- **TO DO**
Find every line in the records below that holds the word "icon", and copy each one.
- - -
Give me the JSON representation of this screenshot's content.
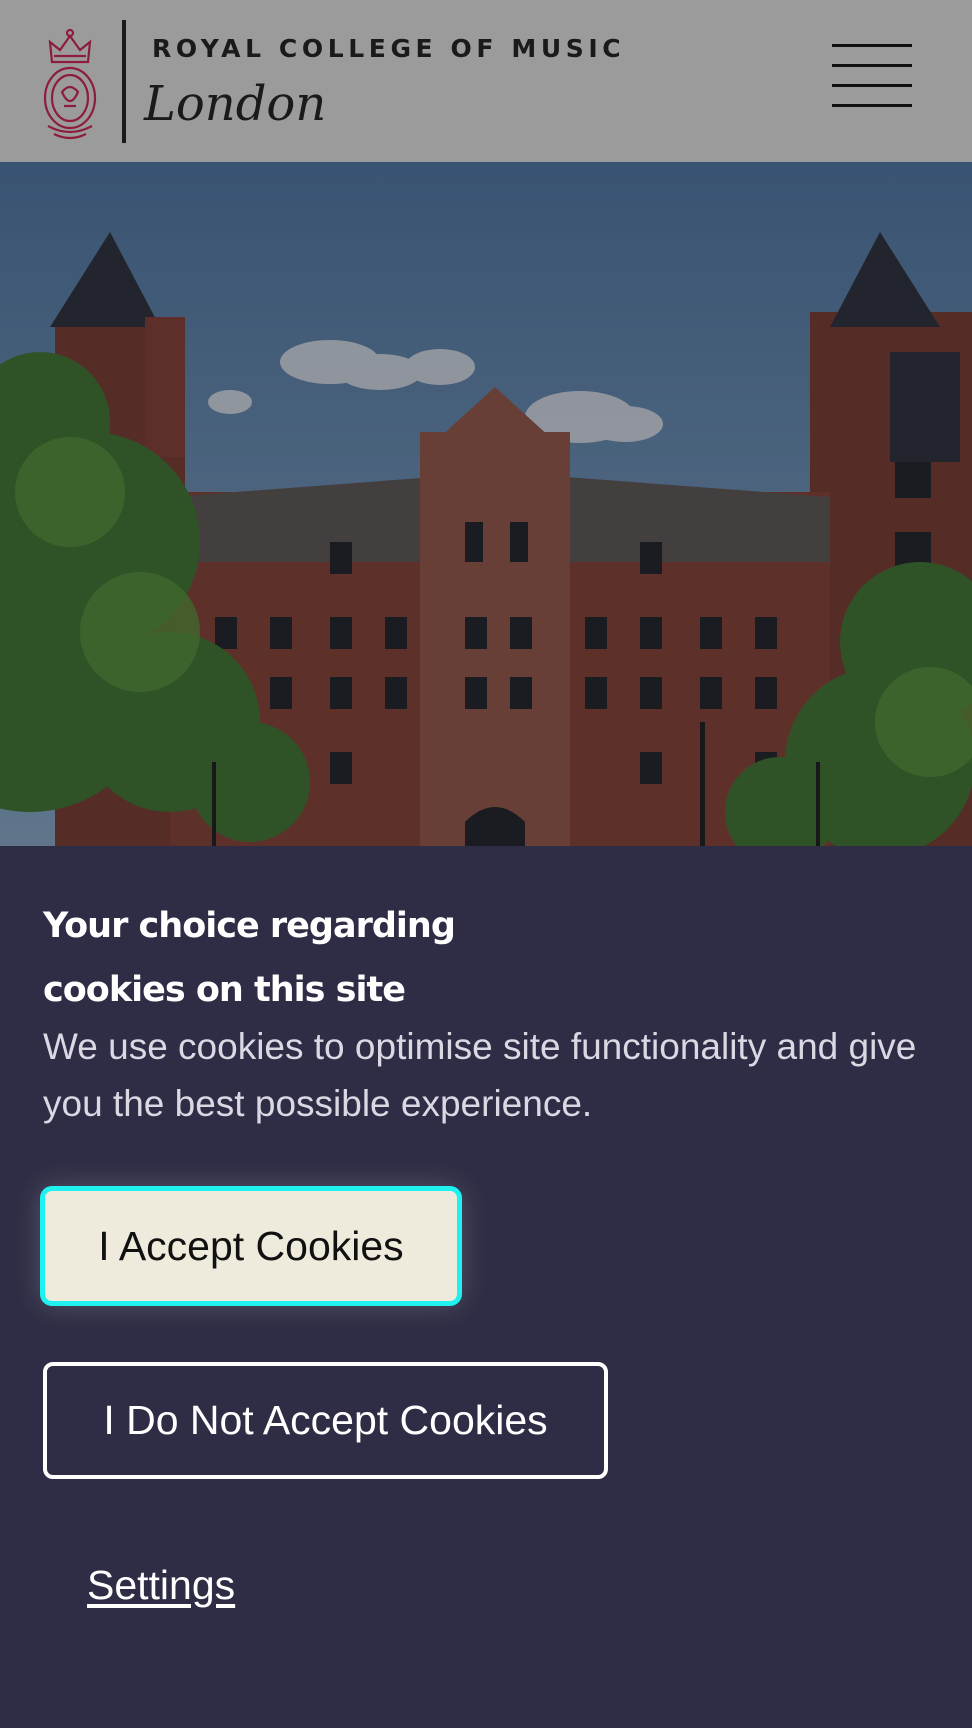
{
  "header": {
    "logo_title": "ROYAL COLLEGE OF MUSIC",
    "logo_subtitle": "London",
    "menu_icon": "hamburger-menu-icon",
    "crest_icon": "royal-crest-icon",
    "crest_color": "#8c1d3c"
  },
  "hero": {
    "image": "rcm-building-photo"
  },
  "cookie_banner": {
    "title": "Your choice regarding cookies on this site",
    "description": "We use cookies to optimise site functionality and give you the best possible experience.",
    "accept_label": "I Accept Cookies",
    "decline_label": "I Do Not Accept Cookies",
    "settings_label": "Settings",
    "colors": {
      "panel_bg": "#2e2d45",
      "accept_bg": "#eeebdc",
      "accept_focus_ring": "#1ff1ef"
    }
  }
}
- - -
- **WRITTEN ANSWER**
    "menu_icon": "hamburger-menu-icon",
    "crest_icon": "royal-crest-icon",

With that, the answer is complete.